INSTRUÇÕES DE TRABALHO: Reproduza sem alterações a parte do texto sobre o poder de nos ferir que começa em "Um rapaz descuidado" e termina em "um dia inteiro.".

TRECHO:
+---+
Não dê tanto poder para os outros te ferirem

Não dê tanto poder para os outros te ferirem

As pessoas nos magoam, muitas vezes por descuido e outras vezes deliberadamente. Mas o poder que elas têm de nos causar mal é dado por nós mesmos.

Veja o seguinte exemplo:

Um rapaz descuidado e grosseiro esbarra na senhora A no supermercado, e ao deparar com o olhar de reprovação da senhora, o rapaz faz cara feia e joga a seguinte observação – O que foi? É alguma coisa comigo?

A senhora A fica sem palavras diante de tanta grosseria, se vira para o lado e sai resmungando alguma coisa. A imagem do jovem rapaz, com idade para ser seu neto e a falta de educação fica na sua mente praticamente o dia todo. Fica questionando a educação que ele recebeu, o descuido dos pais em ensinar-lhe bons modos. Pensa também na possibilidade dele tratar com mesmo descaso os próprios avós. Assim, a sua mente é capaz de atormentá-la com este único incidente por um dia inteiro.
+---+
LINHAS EXIBIDAS:
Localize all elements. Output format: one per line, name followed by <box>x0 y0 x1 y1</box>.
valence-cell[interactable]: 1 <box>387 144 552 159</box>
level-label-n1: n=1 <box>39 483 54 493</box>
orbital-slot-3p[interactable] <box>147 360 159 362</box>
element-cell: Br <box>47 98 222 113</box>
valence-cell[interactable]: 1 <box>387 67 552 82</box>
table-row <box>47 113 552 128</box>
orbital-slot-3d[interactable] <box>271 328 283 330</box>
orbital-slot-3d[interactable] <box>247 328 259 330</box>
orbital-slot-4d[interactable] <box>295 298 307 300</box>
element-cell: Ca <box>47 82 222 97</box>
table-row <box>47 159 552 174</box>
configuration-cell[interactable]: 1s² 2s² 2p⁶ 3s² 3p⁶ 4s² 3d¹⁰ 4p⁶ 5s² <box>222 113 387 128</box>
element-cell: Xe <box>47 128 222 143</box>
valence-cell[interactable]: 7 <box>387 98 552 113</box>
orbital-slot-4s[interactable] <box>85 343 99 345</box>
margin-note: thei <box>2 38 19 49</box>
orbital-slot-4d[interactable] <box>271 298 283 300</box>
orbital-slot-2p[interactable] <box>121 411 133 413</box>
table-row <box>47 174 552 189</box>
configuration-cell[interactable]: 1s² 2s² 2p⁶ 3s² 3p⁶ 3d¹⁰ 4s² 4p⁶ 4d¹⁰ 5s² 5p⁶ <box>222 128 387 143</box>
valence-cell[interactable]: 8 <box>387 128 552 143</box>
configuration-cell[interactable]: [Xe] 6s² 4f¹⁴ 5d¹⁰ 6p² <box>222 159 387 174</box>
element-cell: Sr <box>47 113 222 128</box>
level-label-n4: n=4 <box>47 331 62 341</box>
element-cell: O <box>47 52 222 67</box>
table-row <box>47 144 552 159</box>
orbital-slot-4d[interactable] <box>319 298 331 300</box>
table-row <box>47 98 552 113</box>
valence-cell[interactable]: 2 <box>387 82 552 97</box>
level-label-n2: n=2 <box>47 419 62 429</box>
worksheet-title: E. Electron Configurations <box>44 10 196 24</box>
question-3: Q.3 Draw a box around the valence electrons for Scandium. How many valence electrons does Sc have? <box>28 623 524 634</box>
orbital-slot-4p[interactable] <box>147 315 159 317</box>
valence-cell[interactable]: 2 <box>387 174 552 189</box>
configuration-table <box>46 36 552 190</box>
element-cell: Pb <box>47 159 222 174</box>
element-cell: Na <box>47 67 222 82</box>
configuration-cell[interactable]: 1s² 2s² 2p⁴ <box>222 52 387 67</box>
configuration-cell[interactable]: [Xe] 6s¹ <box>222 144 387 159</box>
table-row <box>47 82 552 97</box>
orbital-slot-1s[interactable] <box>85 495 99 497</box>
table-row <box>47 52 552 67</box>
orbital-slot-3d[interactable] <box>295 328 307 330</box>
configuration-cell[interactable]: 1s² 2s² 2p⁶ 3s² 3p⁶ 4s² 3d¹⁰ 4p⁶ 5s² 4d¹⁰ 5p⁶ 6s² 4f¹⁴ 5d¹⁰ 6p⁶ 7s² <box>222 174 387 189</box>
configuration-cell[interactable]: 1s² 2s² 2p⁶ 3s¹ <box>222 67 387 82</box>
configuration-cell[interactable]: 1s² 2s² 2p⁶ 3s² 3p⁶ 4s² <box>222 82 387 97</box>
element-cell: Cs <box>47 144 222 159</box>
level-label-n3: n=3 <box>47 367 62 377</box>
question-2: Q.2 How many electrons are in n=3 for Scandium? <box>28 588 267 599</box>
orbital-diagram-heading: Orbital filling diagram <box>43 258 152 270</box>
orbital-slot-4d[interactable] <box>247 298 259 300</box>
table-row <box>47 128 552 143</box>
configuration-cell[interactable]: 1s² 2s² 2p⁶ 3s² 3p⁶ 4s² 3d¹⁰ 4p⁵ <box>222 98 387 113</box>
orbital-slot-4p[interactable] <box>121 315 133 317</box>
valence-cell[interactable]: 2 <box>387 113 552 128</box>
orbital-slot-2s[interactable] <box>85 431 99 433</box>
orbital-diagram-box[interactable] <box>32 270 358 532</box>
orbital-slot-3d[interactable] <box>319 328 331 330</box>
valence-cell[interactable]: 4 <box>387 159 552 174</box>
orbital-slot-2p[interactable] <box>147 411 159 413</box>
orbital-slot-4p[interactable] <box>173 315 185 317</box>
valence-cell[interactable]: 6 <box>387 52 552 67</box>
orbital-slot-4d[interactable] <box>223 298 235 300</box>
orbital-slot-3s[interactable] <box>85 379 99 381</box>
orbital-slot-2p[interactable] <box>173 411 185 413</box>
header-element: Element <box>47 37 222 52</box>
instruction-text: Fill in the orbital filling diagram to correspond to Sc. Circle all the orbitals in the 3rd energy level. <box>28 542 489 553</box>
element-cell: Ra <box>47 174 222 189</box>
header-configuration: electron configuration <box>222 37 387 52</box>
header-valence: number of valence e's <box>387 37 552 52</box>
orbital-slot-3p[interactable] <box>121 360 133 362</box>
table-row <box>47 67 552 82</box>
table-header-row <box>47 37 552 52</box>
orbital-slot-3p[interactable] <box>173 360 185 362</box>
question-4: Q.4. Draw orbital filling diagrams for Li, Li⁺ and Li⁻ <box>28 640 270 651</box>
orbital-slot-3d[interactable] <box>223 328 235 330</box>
+---+
RESPOSTA DA TAREFA:
Um rapaz descuidado e grosseiro esbarra na senhora A no supermercado, e ao deparar com o olhar de reprovação da senhora, o rapaz faz cara feia e joga a seguinte observação – O que foi? É alguma coisa comigo?

A senhora A fica sem palavras diante de tanta grosseria, se vira para o lado e sai resmungando alguma coisa. A imagem do jovem rapaz, com idade para ser seu neto e a falta de educação fica na sua mente praticamente o dia todo. Fica questionando a educação que ele recebeu, o descuido dos pais em ensinar-lhe bons modos. Pensa também na possibilidade dele tratar com mesmo descaso os próprios avós. Assim, a sua mente é capaz de atormentá-la com este único incidente por um dia inteiro.